===== Source data

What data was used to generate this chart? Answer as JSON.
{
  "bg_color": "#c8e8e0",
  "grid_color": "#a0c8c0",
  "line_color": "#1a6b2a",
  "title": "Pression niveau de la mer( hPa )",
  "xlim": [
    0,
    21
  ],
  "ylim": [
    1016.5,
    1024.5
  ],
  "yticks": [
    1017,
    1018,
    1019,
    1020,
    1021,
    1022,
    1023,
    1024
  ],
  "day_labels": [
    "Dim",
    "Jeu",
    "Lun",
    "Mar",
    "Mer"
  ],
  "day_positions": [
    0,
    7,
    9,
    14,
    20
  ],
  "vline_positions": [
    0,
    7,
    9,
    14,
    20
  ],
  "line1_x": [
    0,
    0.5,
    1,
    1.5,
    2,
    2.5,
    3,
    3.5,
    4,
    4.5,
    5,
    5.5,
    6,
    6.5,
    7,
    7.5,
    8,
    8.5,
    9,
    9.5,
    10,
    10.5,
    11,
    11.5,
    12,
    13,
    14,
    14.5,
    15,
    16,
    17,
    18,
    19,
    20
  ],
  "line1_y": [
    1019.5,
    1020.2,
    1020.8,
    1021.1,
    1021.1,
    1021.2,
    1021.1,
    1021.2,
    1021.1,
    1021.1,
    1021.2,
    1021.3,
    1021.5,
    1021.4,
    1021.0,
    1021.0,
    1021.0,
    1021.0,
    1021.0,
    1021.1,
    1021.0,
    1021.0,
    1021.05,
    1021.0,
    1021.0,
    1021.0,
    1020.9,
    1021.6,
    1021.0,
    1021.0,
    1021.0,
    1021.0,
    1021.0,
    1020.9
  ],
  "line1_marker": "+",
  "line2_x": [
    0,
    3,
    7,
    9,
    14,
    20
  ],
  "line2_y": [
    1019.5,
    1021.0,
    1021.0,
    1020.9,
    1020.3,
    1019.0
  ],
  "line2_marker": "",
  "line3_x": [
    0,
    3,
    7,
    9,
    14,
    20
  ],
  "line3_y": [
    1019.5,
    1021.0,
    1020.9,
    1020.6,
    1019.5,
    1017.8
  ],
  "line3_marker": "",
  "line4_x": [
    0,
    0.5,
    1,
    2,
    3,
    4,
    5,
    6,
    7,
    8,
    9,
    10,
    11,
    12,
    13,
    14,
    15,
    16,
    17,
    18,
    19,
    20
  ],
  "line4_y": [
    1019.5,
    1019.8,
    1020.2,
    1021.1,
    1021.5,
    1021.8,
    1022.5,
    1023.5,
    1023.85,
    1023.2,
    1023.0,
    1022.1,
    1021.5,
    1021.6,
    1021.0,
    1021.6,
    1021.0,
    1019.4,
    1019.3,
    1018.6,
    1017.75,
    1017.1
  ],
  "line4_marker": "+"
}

==========

**Given task:** Print all the data exactly.

**Exercise output:**
What data was used to generate this chart? Answer as JSON.
{
  "bg_color": "#c8e8e0",
  "grid_color": "#a0c8c0",
  "line_color": "#1a6b2a",
  "title": "Pression niveau de la mer( hPa )",
  "xlim": [
    0,
    21
  ],
  "ylim": [
    1016.5,
    1024.5
  ],
  "yticks": [
    1017,
    1018,
    1019,
    1020,
    1021,
    1022,
    1023,
    1024
  ],
  "day_labels": [
    "Dim",
    "Jeu",
    "Lun",
    "Mar",
    "Mer"
  ],
  "day_positions": [
    0,
    7,
    9,
    14,
    20
  ],
  "vline_positions": [
    0,
    7,
    9,
    14,
    20
  ],
  "line1_x": [
    0,
    0.5,
    1,
    1.5,
    2,
    2.5,
    3,
    3.5,
    4,
    4.5,
    5,
    5.5,
    6,
    6.5,
    7,
    7.5,
    8,
    8.5,
    9,
    9.5,
    10,
    10.5,
    11,
    11.5,
    12,
    13,
    14,
    14.5,
    15,
    16,
    17,
    18,
    19,
    20
  ],
  "line1_y": [
    1019.5,
    1020.2,
    1020.8,
    1021.1,
    1021.1,
    1021.2,
    1021.1,
    1021.2,
    1021.1,
    1021.1,
    1021.2,
    1021.3,
    1021.5,
    1021.4,
    1021.0,
    1021.0,
    1021.0,
    1021.0,
    1021.0,
    1021.1,
    1021.0,
    1021.0,
    1021.05,
    1021.0,
    1021.0,
    1021.0,
    1020.9,
    1021.6,
    1021.0,
    1021.0,
    1021.0,
    1021.0,
    1021.0,
    1020.9
  ],
  "line1_marker": "+",
  "line2_x": [
    0,
    3,
    7,
    9,
    14,
    20
  ],
  "line2_y": [
    1019.5,
    1021.0,
    1021.0,
    1020.9,
    1020.3,
    1019.0
  ],
  "line2_marker": "",
  "line3_x": [
    0,
    3,
    7,
    9,
    14,
    20
  ],
  "line3_y": [
    1019.5,
    1021.0,
    1020.9,
    1020.6,
    1019.5,
    1017.8
  ],
  "line3_marker": "",
  "line4_x": [
    0,
    0.5,
    1,
    2,
    3,
    4,
    5,
    6,
    7,
    8,
    9,
    10,
    11,
    12,
    13,
    14,
    15,
    16,
    17,
    18,
    19,
    20
  ],
  "line4_y": [
    1019.5,
    1019.8,
    1020.2,
    1021.1,
    1021.5,
    1021.8,
    1022.5,
    1023.5,
    1023.85,
    1023.2,
    1023.0,
    1022.1,
    1021.5,
    1021.6,
    1021.0,
    1021.6,
    1021.0,
    1019.4,
    1019.3,
    1018.6,
    1017.75,
    1017.1
  ],
  "line4_marker": "+"
}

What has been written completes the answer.